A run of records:
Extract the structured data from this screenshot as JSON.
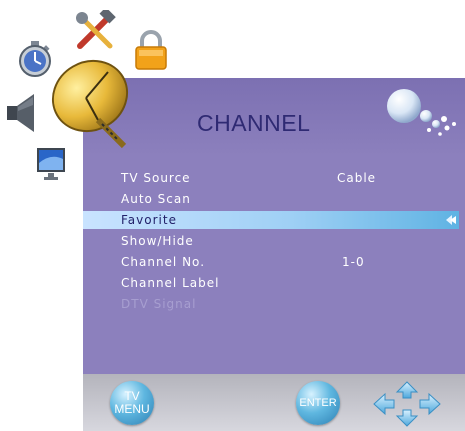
{
  "menu": {
    "title": "CHANNEL",
    "items": [
      {
        "label": "TV Source",
        "value": "Cable",
        "state": "normal"
      },
      {
        "label": "Auto Scan",
        "value": "",
        "state": "normal"
      },
      {
        "label": "Favorite",
        "value": "",
        "state": "selected"
      },
      {
        "label": "Show/Hide",
        "value": "",
        "state": "normal"
      },
      {
        "label": "Channel No.",
        "value": "1-0",
        "state": "normal"
      },
      {
        "label": "Channel Label",
        "value": "",
        "state": "normal"
      },
      {
        "label": "DTV Signal",
        "value": "",
        "state": "disabled"
      }
    ]
  },
  "footer": {
    "menu_button_top": "TV",
    "menu_button_bottom": "MENU",
    "enter_button": "ENTER"
  },
  "side_icons": [
    "timer-icon",
    "tools-icon",
    "lock-icon",
    "speaker-icon",
    "monitor-icon",
    "satellite-dish-icon"
  ],
  "colors": {
    "panel": "#8c80bd",
    "title": "#2f2a73",
    "highlight": "#9fd0f5",
    "button": "#3a8fc4",
    "footer": "#c6c6cd"
  }
}
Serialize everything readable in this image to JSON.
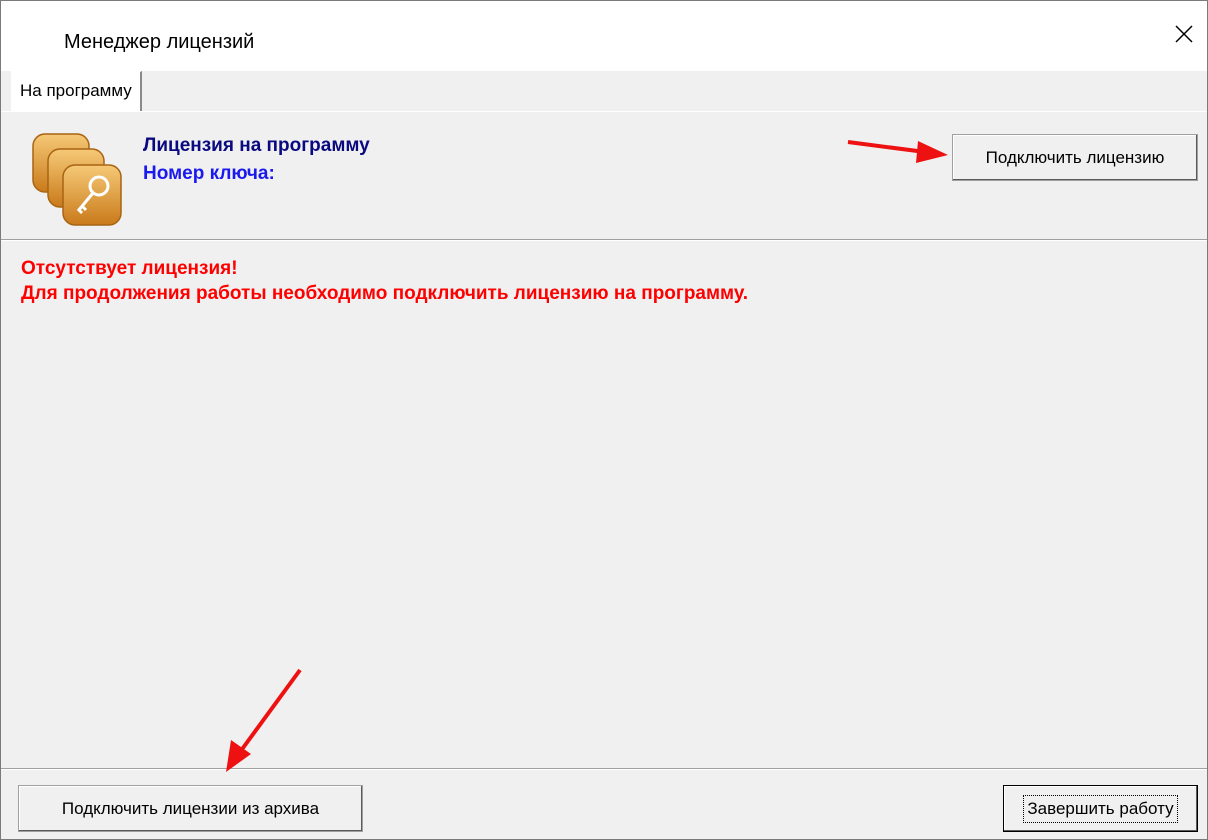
{
  "window": {
    "title": "Менеджер лицензий"
  },
  "tabs": [
    {
      "label": "На программу",
      "active": true
    }
  ],
  "header": {
    "license_title": "Лицензия на программу",
    "key_label": "Номер ключа:",
    "icon": "license-keys-icon",
    "connect_button_label": "Подключить лицензию"
  },
  "messages": {
    "line1": "Отсутствует лицензия!",
    "line2": "Для продолжения работы необходимо подключить лицензию на программу."
  },
  "footer": {
    "archive_button_label": "Подключить лицензии из архива",
    "exit_button_label": "Завершить работу"
  },
  "colors": {
    "license_title": "#0a0a80",
    "key_label": "#1a1aee",
    "error_text": "#ff0000",
    "annotation_arrow": "#ee1111",
    "icon_orange": "#e8a33c"
  }
}
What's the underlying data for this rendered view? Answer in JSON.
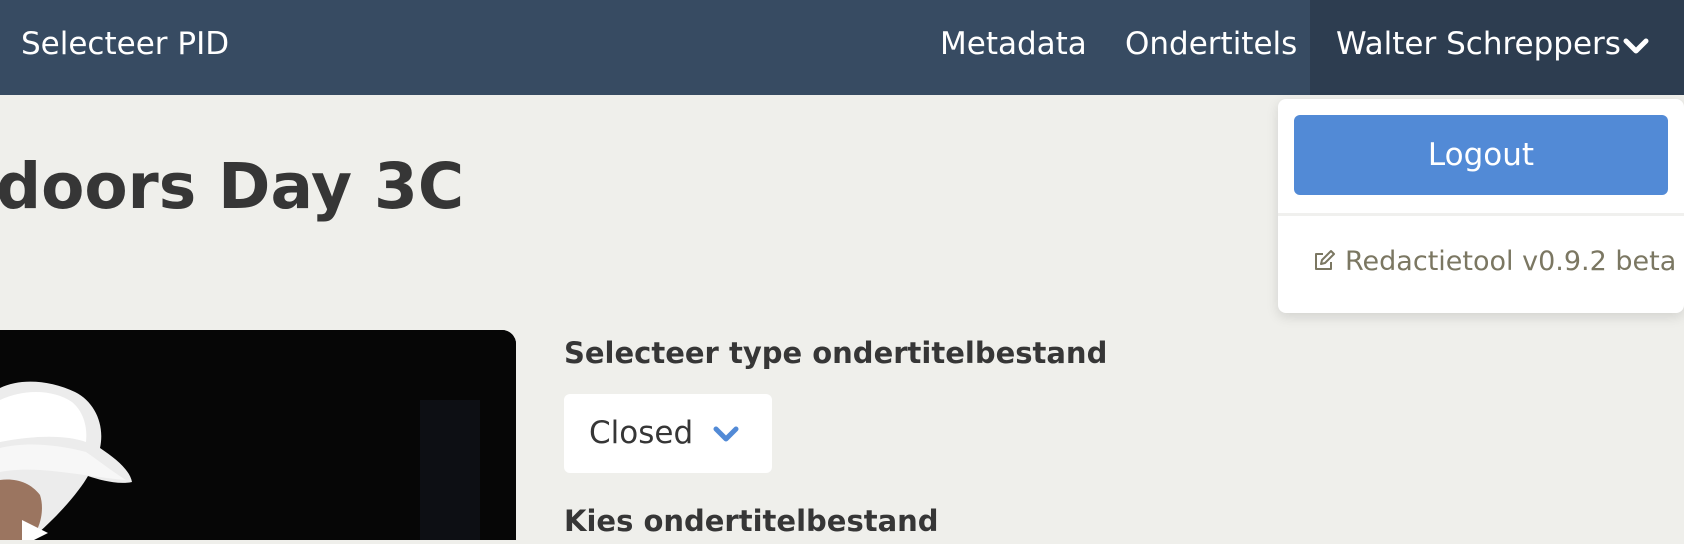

> Problem statement
Determine how many lines in the listing above hold the string "JSON", then write only the number.

> Result of this task
3